| The records |

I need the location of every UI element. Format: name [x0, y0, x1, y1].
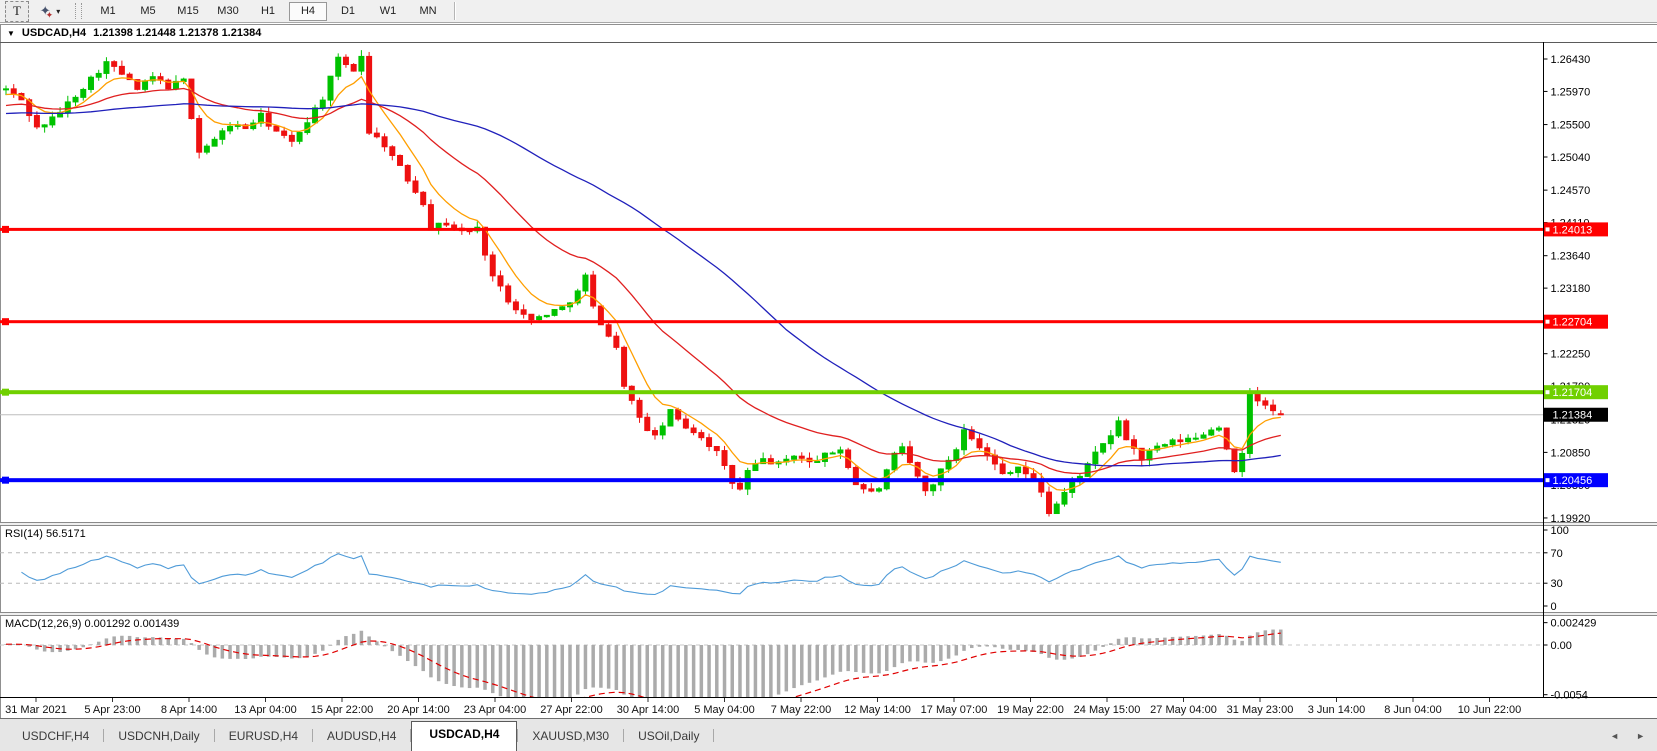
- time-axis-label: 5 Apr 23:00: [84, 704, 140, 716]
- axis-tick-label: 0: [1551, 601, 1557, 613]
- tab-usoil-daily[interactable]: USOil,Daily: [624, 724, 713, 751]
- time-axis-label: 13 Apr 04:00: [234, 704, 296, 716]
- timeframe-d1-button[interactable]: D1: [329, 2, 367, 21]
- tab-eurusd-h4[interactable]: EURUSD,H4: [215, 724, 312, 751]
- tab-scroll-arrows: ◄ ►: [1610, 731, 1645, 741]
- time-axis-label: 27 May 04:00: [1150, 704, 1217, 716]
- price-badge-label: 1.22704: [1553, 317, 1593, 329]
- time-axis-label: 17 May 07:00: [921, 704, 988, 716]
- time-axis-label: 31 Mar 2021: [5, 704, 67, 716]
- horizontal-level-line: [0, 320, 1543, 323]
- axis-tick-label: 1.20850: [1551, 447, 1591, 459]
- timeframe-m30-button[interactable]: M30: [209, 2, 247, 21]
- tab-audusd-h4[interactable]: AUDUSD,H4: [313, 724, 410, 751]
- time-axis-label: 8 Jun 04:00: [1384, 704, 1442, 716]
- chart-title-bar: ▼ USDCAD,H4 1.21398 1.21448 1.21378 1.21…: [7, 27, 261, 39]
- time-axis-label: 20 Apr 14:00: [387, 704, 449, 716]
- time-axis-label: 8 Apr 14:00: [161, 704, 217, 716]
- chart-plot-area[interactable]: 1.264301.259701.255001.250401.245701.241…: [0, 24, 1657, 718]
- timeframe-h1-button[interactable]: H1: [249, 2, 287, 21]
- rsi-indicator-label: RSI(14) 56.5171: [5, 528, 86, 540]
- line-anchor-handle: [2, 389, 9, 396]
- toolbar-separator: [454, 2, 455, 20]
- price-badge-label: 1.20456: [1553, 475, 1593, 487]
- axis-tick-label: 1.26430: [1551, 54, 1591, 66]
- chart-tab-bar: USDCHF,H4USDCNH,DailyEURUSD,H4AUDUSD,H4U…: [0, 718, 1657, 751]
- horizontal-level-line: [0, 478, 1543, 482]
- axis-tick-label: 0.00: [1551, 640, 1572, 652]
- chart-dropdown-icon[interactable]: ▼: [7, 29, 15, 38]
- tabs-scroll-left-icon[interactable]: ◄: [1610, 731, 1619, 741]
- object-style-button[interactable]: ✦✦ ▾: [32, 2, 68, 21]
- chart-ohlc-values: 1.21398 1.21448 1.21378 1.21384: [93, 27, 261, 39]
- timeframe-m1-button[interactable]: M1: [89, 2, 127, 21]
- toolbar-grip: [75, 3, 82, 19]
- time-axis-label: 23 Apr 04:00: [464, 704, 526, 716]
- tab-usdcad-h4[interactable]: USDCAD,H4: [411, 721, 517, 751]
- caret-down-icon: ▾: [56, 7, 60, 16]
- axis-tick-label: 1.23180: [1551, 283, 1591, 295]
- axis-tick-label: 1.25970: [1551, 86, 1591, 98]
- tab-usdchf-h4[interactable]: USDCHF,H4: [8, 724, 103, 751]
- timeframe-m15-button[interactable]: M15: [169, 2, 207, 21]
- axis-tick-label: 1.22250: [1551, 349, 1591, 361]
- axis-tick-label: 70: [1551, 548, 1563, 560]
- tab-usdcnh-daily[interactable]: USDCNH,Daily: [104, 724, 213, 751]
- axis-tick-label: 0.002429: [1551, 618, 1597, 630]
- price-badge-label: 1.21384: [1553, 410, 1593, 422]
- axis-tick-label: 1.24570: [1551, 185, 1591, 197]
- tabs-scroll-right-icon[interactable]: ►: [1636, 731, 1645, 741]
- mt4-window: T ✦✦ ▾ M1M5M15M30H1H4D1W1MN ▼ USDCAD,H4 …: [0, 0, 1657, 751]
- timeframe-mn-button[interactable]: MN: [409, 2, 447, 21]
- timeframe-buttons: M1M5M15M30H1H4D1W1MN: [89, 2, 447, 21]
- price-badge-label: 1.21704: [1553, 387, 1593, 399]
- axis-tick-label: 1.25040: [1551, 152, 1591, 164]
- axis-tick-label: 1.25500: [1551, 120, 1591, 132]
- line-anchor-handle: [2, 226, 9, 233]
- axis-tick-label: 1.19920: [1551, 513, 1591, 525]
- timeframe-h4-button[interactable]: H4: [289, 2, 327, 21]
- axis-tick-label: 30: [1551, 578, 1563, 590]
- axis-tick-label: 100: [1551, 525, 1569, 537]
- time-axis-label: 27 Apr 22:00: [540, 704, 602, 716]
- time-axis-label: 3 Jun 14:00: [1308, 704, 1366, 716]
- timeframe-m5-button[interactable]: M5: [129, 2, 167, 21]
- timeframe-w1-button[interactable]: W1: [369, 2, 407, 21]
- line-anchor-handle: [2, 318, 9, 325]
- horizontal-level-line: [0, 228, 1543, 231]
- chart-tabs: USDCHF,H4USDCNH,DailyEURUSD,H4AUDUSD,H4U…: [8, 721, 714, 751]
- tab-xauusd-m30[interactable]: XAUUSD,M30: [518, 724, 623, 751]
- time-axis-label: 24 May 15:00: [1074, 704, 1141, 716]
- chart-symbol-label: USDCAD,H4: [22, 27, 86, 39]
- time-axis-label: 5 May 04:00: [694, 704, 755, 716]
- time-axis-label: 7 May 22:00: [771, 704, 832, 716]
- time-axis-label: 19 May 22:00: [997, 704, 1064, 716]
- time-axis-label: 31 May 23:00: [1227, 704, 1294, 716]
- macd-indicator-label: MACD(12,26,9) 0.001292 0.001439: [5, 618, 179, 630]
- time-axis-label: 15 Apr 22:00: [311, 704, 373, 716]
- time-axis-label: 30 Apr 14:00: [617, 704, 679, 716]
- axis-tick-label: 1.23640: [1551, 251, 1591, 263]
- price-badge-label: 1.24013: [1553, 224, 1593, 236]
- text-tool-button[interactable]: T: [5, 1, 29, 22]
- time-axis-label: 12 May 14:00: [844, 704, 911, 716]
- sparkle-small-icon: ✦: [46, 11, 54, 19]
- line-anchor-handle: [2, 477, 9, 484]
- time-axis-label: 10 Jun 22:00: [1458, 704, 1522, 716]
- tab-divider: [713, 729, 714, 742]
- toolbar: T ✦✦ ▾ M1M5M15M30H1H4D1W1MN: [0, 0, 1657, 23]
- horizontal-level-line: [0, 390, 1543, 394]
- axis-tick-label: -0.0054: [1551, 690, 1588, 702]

...

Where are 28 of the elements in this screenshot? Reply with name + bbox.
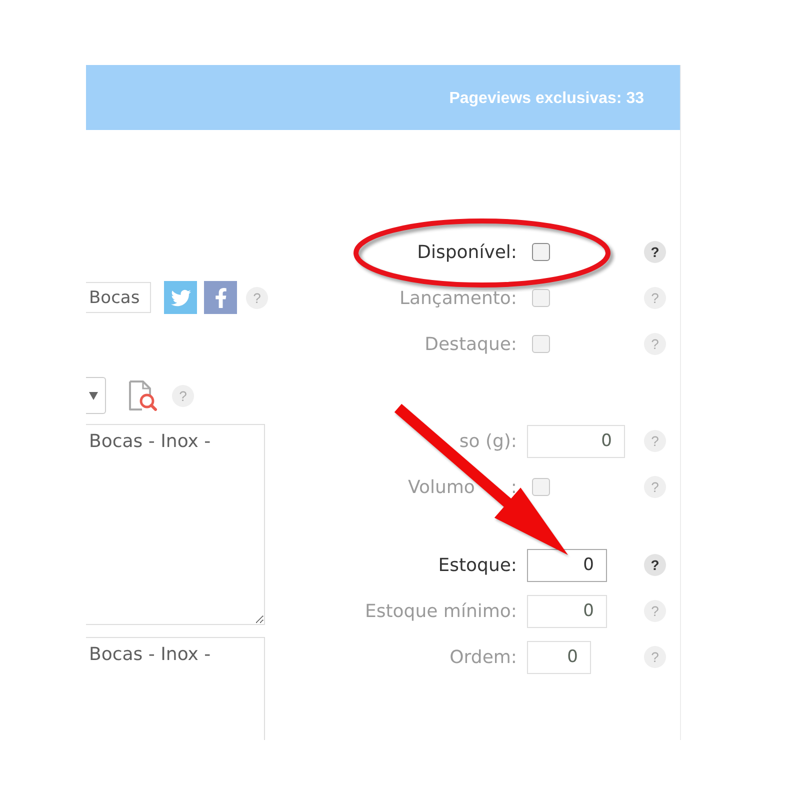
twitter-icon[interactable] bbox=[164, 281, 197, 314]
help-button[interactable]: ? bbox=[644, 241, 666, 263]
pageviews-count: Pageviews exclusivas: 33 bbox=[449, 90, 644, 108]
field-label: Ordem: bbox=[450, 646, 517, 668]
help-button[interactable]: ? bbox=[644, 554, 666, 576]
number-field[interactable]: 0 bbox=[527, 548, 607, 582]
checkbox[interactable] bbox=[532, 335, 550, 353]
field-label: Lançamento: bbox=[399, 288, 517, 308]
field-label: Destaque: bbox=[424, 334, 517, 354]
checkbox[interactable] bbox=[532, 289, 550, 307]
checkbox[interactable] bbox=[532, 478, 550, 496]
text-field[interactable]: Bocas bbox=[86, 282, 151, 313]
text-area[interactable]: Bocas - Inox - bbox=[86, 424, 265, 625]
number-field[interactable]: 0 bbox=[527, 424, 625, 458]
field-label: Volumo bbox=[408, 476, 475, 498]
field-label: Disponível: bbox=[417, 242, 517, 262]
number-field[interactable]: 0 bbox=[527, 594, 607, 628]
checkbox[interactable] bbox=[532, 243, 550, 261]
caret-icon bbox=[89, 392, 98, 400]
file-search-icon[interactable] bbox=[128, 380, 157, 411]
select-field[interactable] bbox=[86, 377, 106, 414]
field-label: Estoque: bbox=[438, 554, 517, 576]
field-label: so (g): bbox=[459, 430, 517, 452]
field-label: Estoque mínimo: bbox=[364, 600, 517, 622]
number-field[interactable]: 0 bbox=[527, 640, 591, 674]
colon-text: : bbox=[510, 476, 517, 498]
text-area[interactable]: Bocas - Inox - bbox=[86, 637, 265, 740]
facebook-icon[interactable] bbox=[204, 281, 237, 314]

| Directions for this task |
Put the lines from the line with "twitter-icon[interactable] bbox=[164, 281, 197, 314]" to the line with "number-field[interactable]: 0 bbox=[527, 594, 607, 628]", both included, into a JSON list of strings, one string per line, skipping blank lines.

| Complete answer |
[
  "twitter-icon[interactable] bbox=[164, 281, 197, 314]",
  "help-button[interactable]: ? bbox=[644, 241, 666, 263]",
  "pageviews-count: Pageviews exclusivas: 33 bbox=[449, 90, 644, 108]",
  "field-label: Ordem: bbox=[450, 646, 517, 668]",
  "help-button[interactable]: ? bbox=[644, 554, 666, 576]",
  "number-field[interactable]: 0 bbox=[527, 548, 607, 582]",
  "checkbox[interactable] bbox=[532, 335, 550, 353]",
  "field-label: Lançamento: bbox=[399, 288, 517, 308]",
  "field-label: Destaque: bbox=[424, 334, 517, 354]",
  "checkbox[interactable] bbox=[532, 289, 550, 307]",
  "checkbox[interactable] bbox=[532, 478, 550, 496]",
  "text-field[interactable]: Bocas bbox=[86, 282, 151, 313]",
  "text-area[interactable]: Bocas - Inox - bbox=[86, 424, 265, 625]",
  "number-field[interactable]: 0 bbox=[527, 424, 625, 458]",
  "field-label: Volumo bbox=[408, 476, 475, 498]",
  "field-label: Disponível: bbox=[417, 242, 517, 262]",
  "number-field[interactable]: 0 bbox=[527, 594, 607, 628]"
]